▶ Task details:
Go through the listing and copy each line with the string "Objects".

▶ Records for this exercise:
■ ■ ■ ■ ■ ■ ■

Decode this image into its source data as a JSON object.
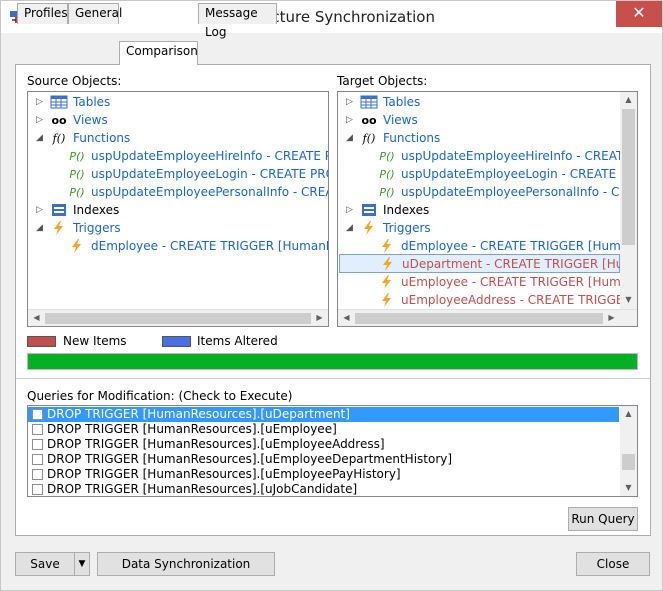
{
  "window": {
    "title": "* Structure Synchronization",
    "close_glyph": "✕"
  },
  "tabs": [
    {
      "label": "Profiles"
    },
    {
      "label": "General"
    },
    {
      "label": "Comparison"
    },
    {
      "label": "Message Log"
    }
  ],
  "source": {
    "label": "Source Objects:",
    "rows": [
      {
        "text": "Tables",
        "icon": "table-icon"
      },
      {
        "text": "Views",
        "icon": "glasses-icon"
      },
      {
        "text": "Functions",
        "icon": "function-icon"
      },
      {
        "text": "uspUpdateEmployeeHireInfo - CREATE PROC",
        "icon": "procedure-icon"
      },
      {
        "text": "uspUpdateEmployeeLogin - CREATE PROCED",
        "icon": "procedure-icon"
      },
      {
        "text": "uspUpdateEmployeePersonalInfo - CREATE P",
        "icon": "procedure-icon"
      },
      {
        "text": "Indexes",
        "icon": "index-icon"
      },
      {
        "text": "Triggers",
        "icon": "trigger-icon"
      },
      {
        "text": "dEmployee - CREATE TRIGGER [HumanResou",
        "icon": "trigger-icon"
      }
    ]
  },
  "target": {
    "label": "Target Objects:",
    "rows": [
      {
        "text": "Tables",
        "icon": "table-icon"
      },
      {
        "text": "Views",
        "icon": "glasses-icon"
      },
      {
        "text": "Functions",
        "icon": "function-icon"
      },
      {
        "text": "uspUpdateEmployeeHireInfo - CREATE PI",
        "icon": "procedure-icon"
      },
      {
        "text": "uspUpdateEmployeeLogin - CREATE PRO",
        "icon": "procedure-icon"
      },
      {
        "text": "uspUpdateEmployeePersonalInfo - CREA",
        "icon": "procedure-icon"
      },
      {
        "text": "Indexes",
        "icon": "index-icon"
      },
      {
        "text": "Triggers",
        "icon": "trigger-icon"
      },
      {
        "text": "dEmployee - CREATE TRIGGER [HumanRe",
        "icon": "trigger-icon"
      },
      {
        "text": "uDepartment - CREATE TRIGGER [Human",
        "icon": "trigger-icon"
      },
      {
        "text": "uEmployee - CREATE TRIGGER [HumanRe",
        "icon": "trigger-icon"
      },
      {
        "text": "uEmployeeAddress - CREATE TRIGGER [H",
        "icon": "trigger-icon"
      }
    ]
  },
  "legend": {
    "new_items": "New Items",
    "items_altered": "Items Altered",
    "new_color": "#c0504d",
    "altered_color": "#4a6fe3"
  },
  "progress": {
    "value": 1.0,
    "color": "#06b025"
  },
  "queries": {
    "label": "Queries for Modification: (Check to Execute)",
    "items": [
      {
        "text": "DROP TRIGGER [HumanResources].[uDepartment]",
        "checked": false,
        "selected": true
      },
      {
        "text": "DROP TRIGGER [HumanResources].[uEmployee]",
        "checked": false,
        "selected": false
      },
      {
        "text": "DROP TRIGGER [HumanResources].[uEmployeeAddress]",
        "checked": false,
        "selected": false
      },
      {
        "text": "DROP TRIGGER [HumanResources].[uEmployeeDepartmentHistory]",
        "checked": false,
        "selected": false
      },
      {
        "text": "DROP TRIGGER [HumanResources].[uEmployeePayHistory]",
        "checked": false,
        "selected": false
      },
      {
        "text": "DROP TRIGGER [HumanResources].[uJobCandidate]",
        "checked": false,
        "selected": false
      }
    ]
  },
  "buttons": {
    "run_query": "Run Query",
    "save": "Save",
    "data_sync": "Data Synchronization",
    "close": "Close"
  }
}
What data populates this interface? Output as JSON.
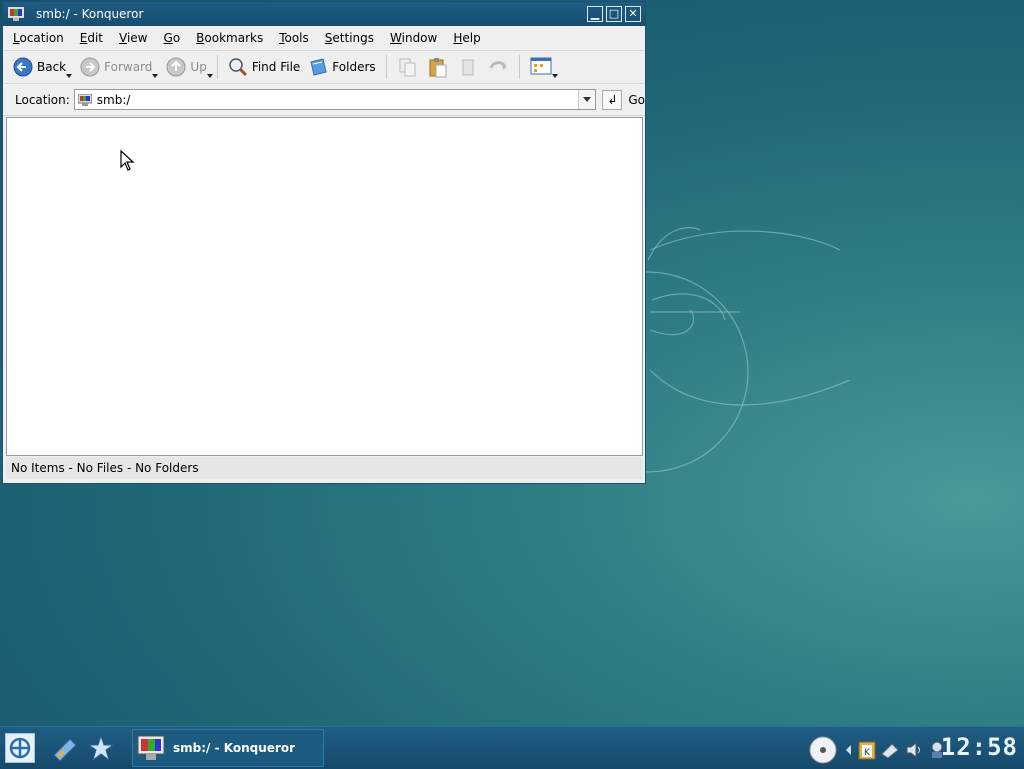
{
  "window": {
    "title": "smb:/ - Konqueror",
    "controls": {
      "minimize": "▁",
      "maximize": "□",
      "close": "✕"
    }
  },
  "menubar": {
    "items": [
      {
        "label": "Location",
        "underline": "L",
        "rest": "ocation"
      },
      {
        "label": "Edit",
        "underline": "E",
        "rest": "dit"
      },
      {
        "label": "View",
        "underline": "V",
        "rest": "iew"
      },
      {
        "label": "Go",
        "underline": "G",
        "rest": "o"
      },
      {
        "label": "Bookmarks",
        "underline": "B",
        "rest": "ookmarks"
      },
      {
        "label": "Tools",
        "underline": "T",
        "rest": "ools"
      },
      {
        "label": "Settings",
        "underline": "S",
        "rest": "ettings"
      },
      {
        "label": "Window",
        "underline": "W",
        "rest": "indow"
      },
      {
        "label": "Help",
        "underline": "H",
        "rest": "elp"
      }
    ]
  },
  "toolbar": {
    "back": "Back",
    "forward": "Forward",
    "up": "Up",
    "find_file": "Find File",
    "folders": "Folders"
  },
  "location_bar": {
    "label": "Location:",
    "value": "smb:/",
    "go": "Go"
  },
  "statusbar": {
    "text": "No Items - No Files - No Folders"
  },
  "taskbar": {
    "task_label": "smb:/ - Konqueror",
    "clock": "12:58"
  }
}
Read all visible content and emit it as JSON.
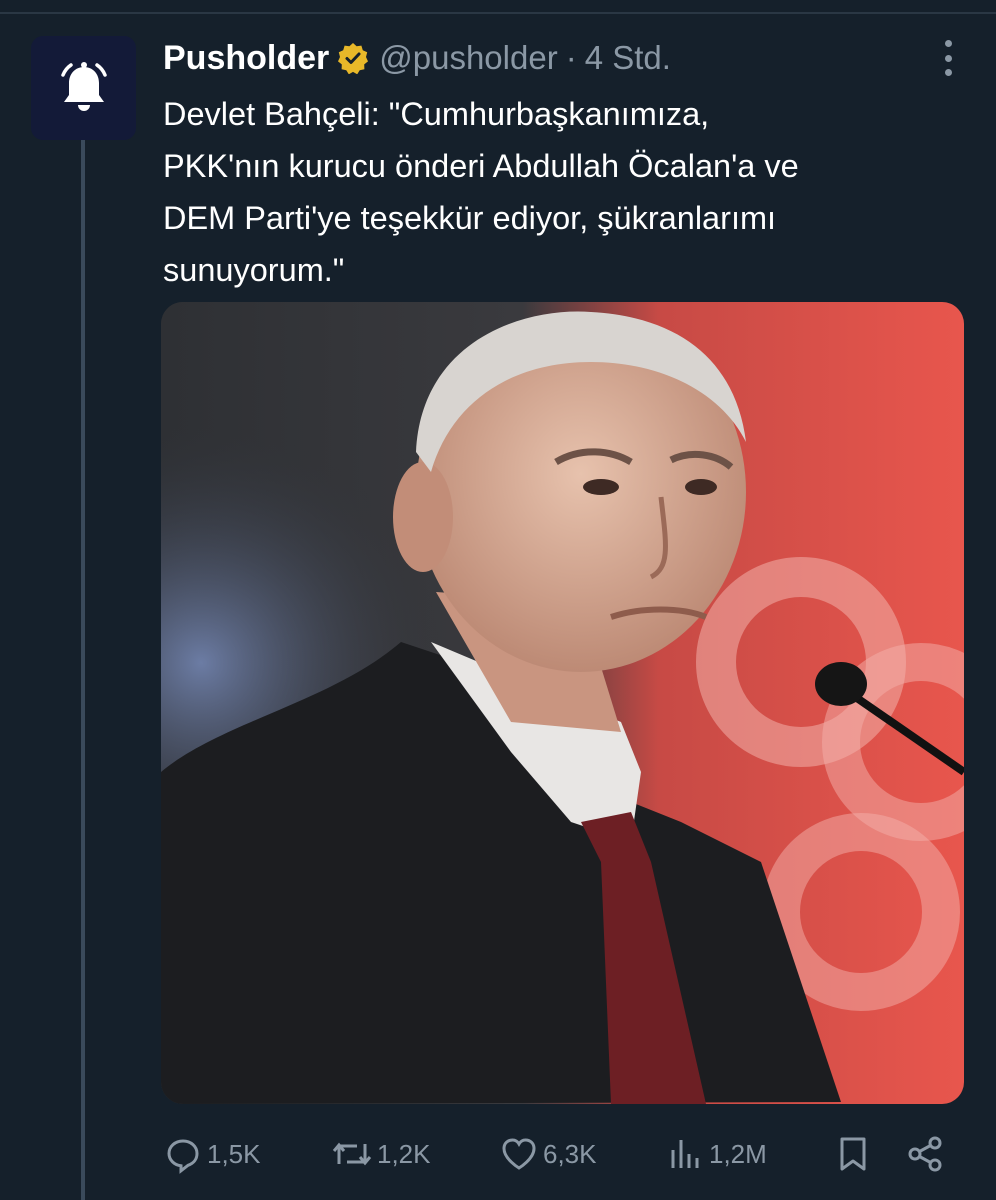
{
  "tweet": {
    "author_name": "Pusholder",
    "handle": "@pusholder",
    "separator": "·",
    "time": "4 Std.",
    "text_lines": [
      "Devlet Bahçeli: \"Cumhurbaşkanımıza,",
      "PKK'nın kurucu önderi Abdullah Öcalan'a ve",
      "DEM Parti'ye teşekkür ediyor, şükranlarımı",
      "sunuyorum.\""
    ]
  },
  "stats": {
    "replies": "1,5K",
    "reposts": "1,2K",
    "likes": "6,3K",
    "views": "1,2M"
  },
  "icons": {
    "avatar": "bell-icon",
    "verified": "verified-badge-icon",
    "more": "more-options-icon",
    "reply": "reply-icon",
    "repost": "repost-icon",
    "like": "heart-icon",
    "views": "views-chart-icon",
    "bookmark": "bookmark-icon",
    "share": "share-icon"
  },
  "colors": {
    "background": "#15202b",
    "muted_text": "#8b98a5",
    "verified_gold": "#e8b829",
    "avatar_bg": "#131a38"
  }
}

■ ■ ■ ■ ■ ■ ■

▶ The response:
    "label": "Source Objects:",
    "label": "Target Objects:",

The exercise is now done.